REQUIRED WORK =>
Your task is to extract every entry that follows word for word while excluding the pictures.

[Begin AVAILABLE DATA]

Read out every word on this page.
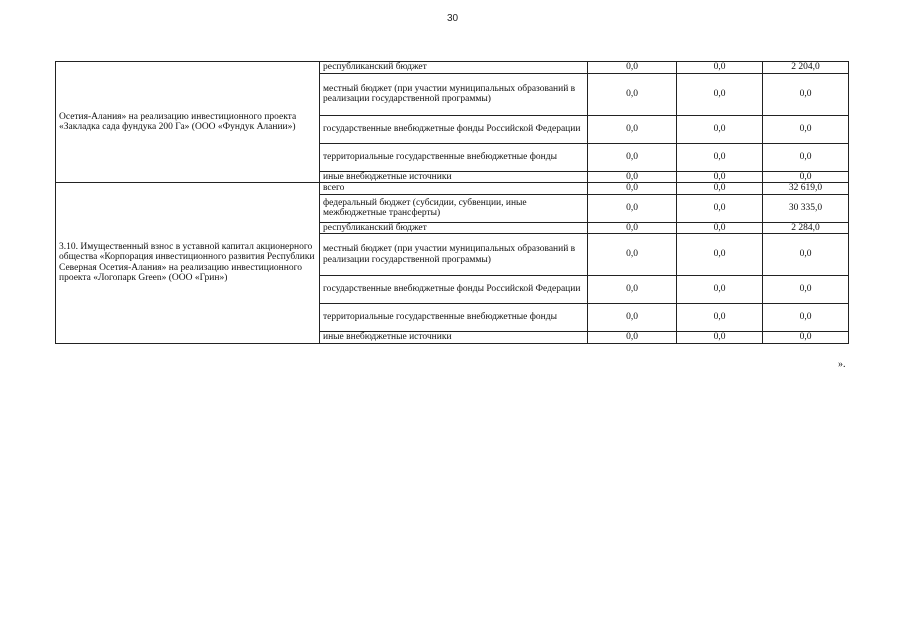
30
Осетия-Алания» на реализацию инвестиционного проекта «Закладка сада фундука 200 Га» (ООО «Фундук Алании»)	республиканский бюджет	0,0	0,0	2 204,0
	местный бюджет (при участии муниципальных образований в реализации государственной программы)	0,0	0,0	0,0
	государственные внебюджетные фонды Российской Федерации	0,0	0,0	0,0
	территориальные государственные внебюджетные фонды	0,0	0,0	0,0
	иные внебюджетные источники	0,0	0,0	0,0
3.10. Имущественный взнос в уставной капитал акционерного общества «Корпорация инвестиционного развития Республики Северная Осетия-Алания» на реализацию инвестиционного проекта «Логопарк Green» (ООО «Грин»)	всего	0,0	0,0	32 619,0
	федеральный бюджет (субсидии, субвенции, иные межбюджетные трансферты)	0,0	0,0	30 335,0
	республиканский бюджет	0,0	0,0	2 284,0
	местный бюджет (при участии муниципальных образований в реализации государственной программы)	0,0	0,0	0,0
	государственные внебюджетные фонды Российской Федерации	0,0	0,0	0,0
	территориальные государственные внебюджетные фонды	0,0	0,0	0,0
	иные внебюджетные источники	0,0	0,0	0,0
».
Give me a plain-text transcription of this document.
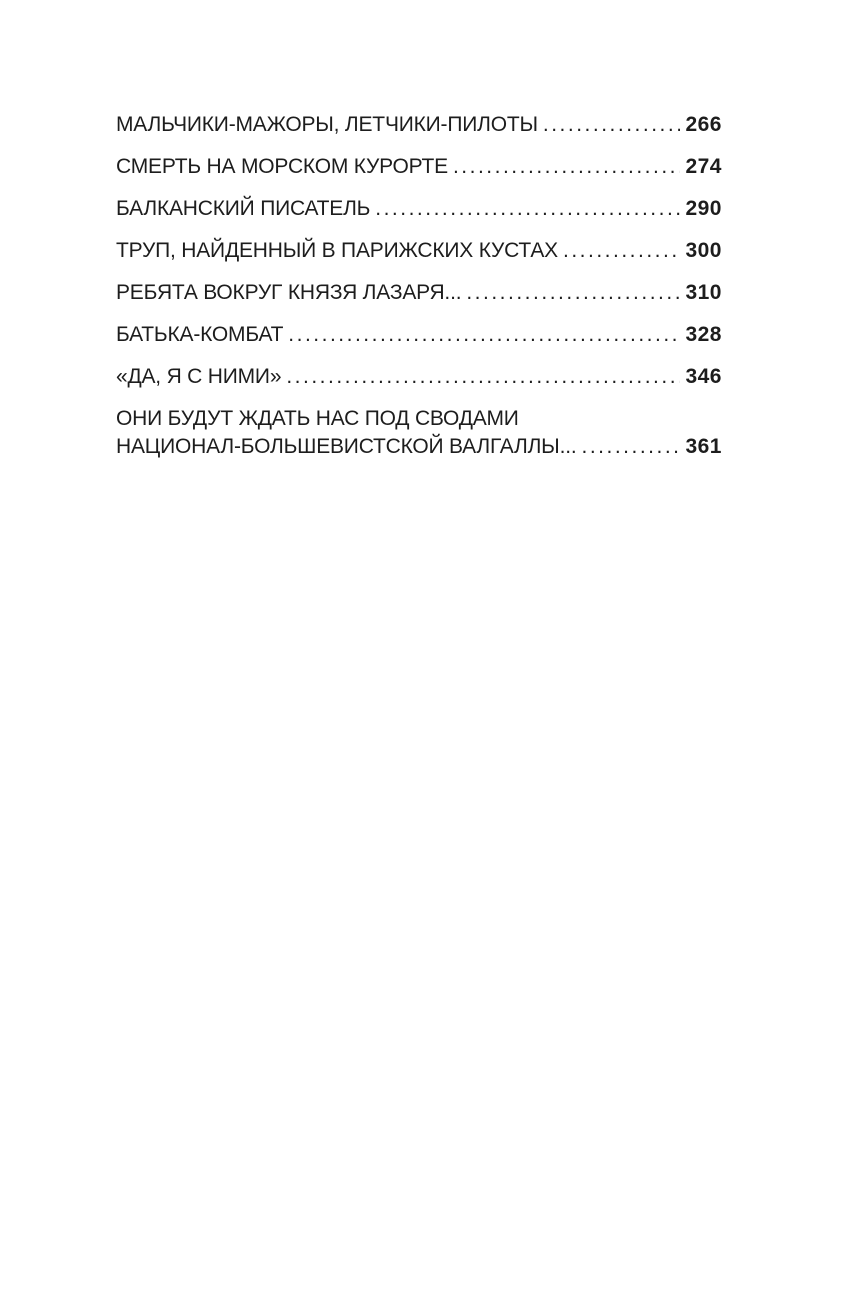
МАЛЬЧИКИ-МАЖОРЫ, ЛЕТЧИКИ-ПИЛОТЫ .....	266
СМЕРТЬ НА МОРСКОМ КУРОРТЕ .....	274
БАЛКАНСКИЙ ПИСАТЕЛЬ .....	290
ТРУП, НАЙДЕННЫЙ В ПАРИЖСКИХ КУСТАХ .....	300
РЕБЯТА ВОКРУГ КНЯЗЯ ЛАЗАРЯ... .....	310
БАТЬКА-КОМБАТ .....	328
«ДА, Я С НИМИ» .....	346
ОНИ БУДУТ ЖДАТЬ НАС ПОД СВОДАМИ
НАЦИОНАЛ-БОЛЬШЕВИСТСКОЙ ВАЛГАЛЛЫ... .....	361
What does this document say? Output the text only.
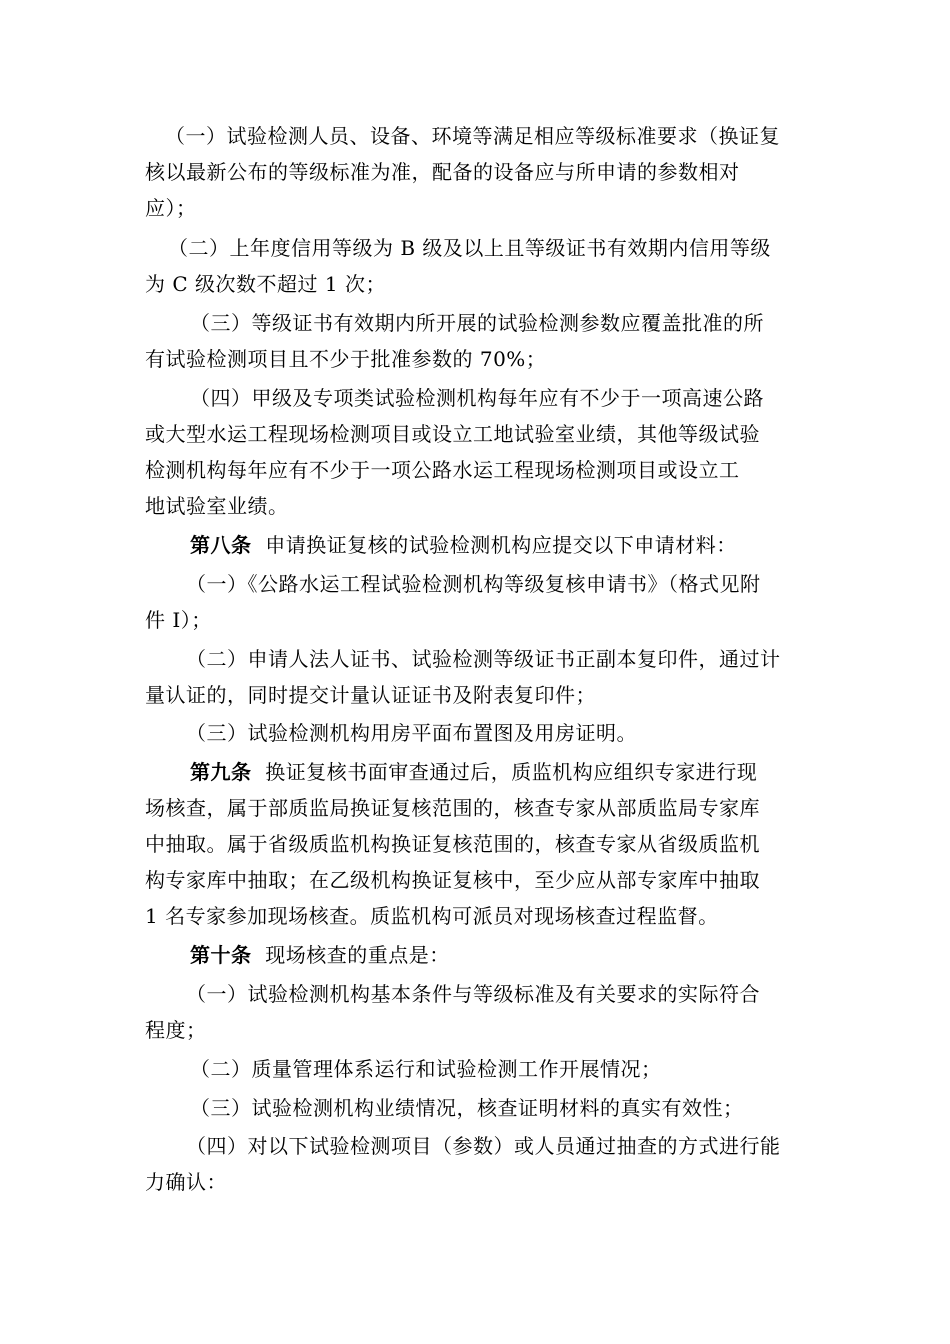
（一）试验检测人员、设备、环境等满足相应等级标准要求（换证复
核以最新公布的等级标准为准，配备的设备应与所申请的参数相对
应）；
（二）上年度信用等级为 B 级及以上且等级证书有效期内信用等级
为 C 级次数不超过 1 次；
（三）等级证书有效期内所开展的试验检测参数应覆盖批准的所
有试验检测项目且不少于批准参数的 70%；
（四）甲级及专项类试验检测机构每年应有不少于一项高速公路
或大型水运工程现场检测项目或设立工地试验室业绩，其他等级试验
检测机构每年应有不少于一项公路水运工程现场检测项目或设立工
地试验室业绩。
第八条 申请换证复核的试验检测机构应提交以下申请材料：
（一）《公路水运工程试验检测机构等级复核申请书》（格式见附
件 I）；
（二）申请人法人证书、试验检测等级证书正副本复印件，通过计
量认证的，同时提交计量认证证书及附表复印件；
（三）试验检测机构用房平面布置图及用房证明。
第九条 换证复核书面审查通过后，质监机构应组织专家进行现
场核查，属于部质监局换证复核范围的，核查专家从部质监局专家库
中抽取。属于省级质监机构换证复核范围的，核查专家从省级质监机
构专家库中抽取；在乙级机构换证复核中，至少应从部专家库中抽取
1 名专家参加现场核查。质监机构可派员对现场核查过程监督。
第十条 现场核查的重点是：
（一）试验检测机构基本条件与等级标准及有关要求的实际符合
程度；
（二）质量管理体系运行和试验检测工作开展情况；
（三）试验检测机构业绩情况，核查证明材料的真实有效性；
（四）对以下试验检测项目（参数）或人员通过抽查的方式进行能
力确认：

[End AVAILABLE DATA]

ANSWER TO THE PROBLEM =>
Read out every word on this page.
30
Осетия-Алания» на реализацию инвестиционного проекта «Закладка сада фундука 200 Га» (ООО «Фундук Алании»)	республиканский бюджет	0,0	0,0	2 204,0
	местный бюджет (при участии муниципальных образований в реализации государственной программы)	0,0	0,0	0,0
	государственные внебюджетные фонды Российской Федерации	0,0	0,0	0,0
	территориальные государственные внебюджетные фонды	0,0	0,0	0,0
	иные внебюджетные источники	0,0	0,0	0,0
3.10. Имущественный взнос в уставной капитал акционерного общества «Корпорация инвестиционного развития Республики Северная Осетия-Алания» на реализацию инвестиционного проекта «Логопарк Green» (ООО «Грин»)	всего	0,0	0,0	32 619,0
	федеральный бюджет (субсидии, субвенции, иные межбюджетные трансферты)	0,0	0,0	30 335,0
	республиканский бюджет	0,0	0,0	2 284,0
	местный бюджет (при участии муниципальных образований в реализации государственной программы)	0,0	0,0	0,0
	государственные внебюджетные фонды Российской Федерации	0,0	0,0	0,0
	территориальные государственные внебюджетные фонды	0,0	0,0	0,0
	иные внебюджетные источники	0,0	0,0	0,0
».
Give me a plain-text transcription of this document.
МАЛЬЧИКИ-МАЖОРЫ, ЛЕТЧИКИ-ПИЛОТЫ .....	266
СМЕРТЬ НА МОРСКОМ КУРОРТЕ .....	274
БАЛКАНСКИЙ ПИСАТЕЛЬ .....	290
ТРУП, НАЙДЕННЫЙ В ПАРИЖСКИХ КУСТАХ .....	300
РЕБЯТА ВОКРУГ КНЯЗЯ ЛАЗАРЯ... .....	310
БАТЬКА-КОМБАТ .....	328
«ДА, Я С НИМИ» .....	346
ОНИ БУДУТ ЖДАТЬ НАС ПОД СВОДАМИ
НАЦИОНАЛ-БОЛЬШЕВИСТСКОЙ ВАЛГАЛЛЫ... .....	361
What does this document say? Output the text only.
（一）试验检测人员、设备、环境等满足相应等级标准要求（换证复
核以最新公布的等级标准为准，配备的设备应与所申请的参数相对
应）；
（二）上年度信用等级为 B 级及以上且等级证书有效期内信用等级
为 C 级次数不超过 1 次；
（三）等级证书有效期内所开展的试验检测参数应覆盖批准的所
有试验检测项目且不少于批准参数的 70%；
（四）甲级及专项类试验检测机构每年应有不少于一项高速公路
或大型水运工程现场检测项目或设立工地试验室业绩，其他等级试验
检测机构每年应有不少于一项公路水运工程现场检测项目或设立工
地试验室业绩。
第八条 申请换证复核的试验检测机构应提交以下申请材料：
（一）《公路水运工程试验检测机构等级复核申请书》（格式见附
件 I）；
（二）申请人法人证书、试验检测等级证书正副本复印件，通过计
量认证的，同时提交计量认证证书及附表复印件；
（三）试验检测机构用房平面布置图及用房证明。
第九条 换证复核书面审查通过后，质监机构应组织专家进行现
场核查，属于部质监局换证复核范围的，核查专家从部质监局专家库
中抽取。属于省级质监机构换证复核范围的，核查专家从省级质监机
构专家库中抽取；在乙级机构换证复核中，至少应从部专家库中抽取
1 名专家参加现场核查。质监机构可派员对现场核查过程监督。
第十条 现场核查的重点是：
（一）试验检测机构基本条件与等级标准及有关要求的实际符合
程度；
（二）质量管理体系运行和试验检测工作开展情况；
（三）试验检测机构业绩情况，核查证明材料的真实有效性；
（四）对以下试验检测项目（参数）或人员通过抽查的方式进行能
力确认：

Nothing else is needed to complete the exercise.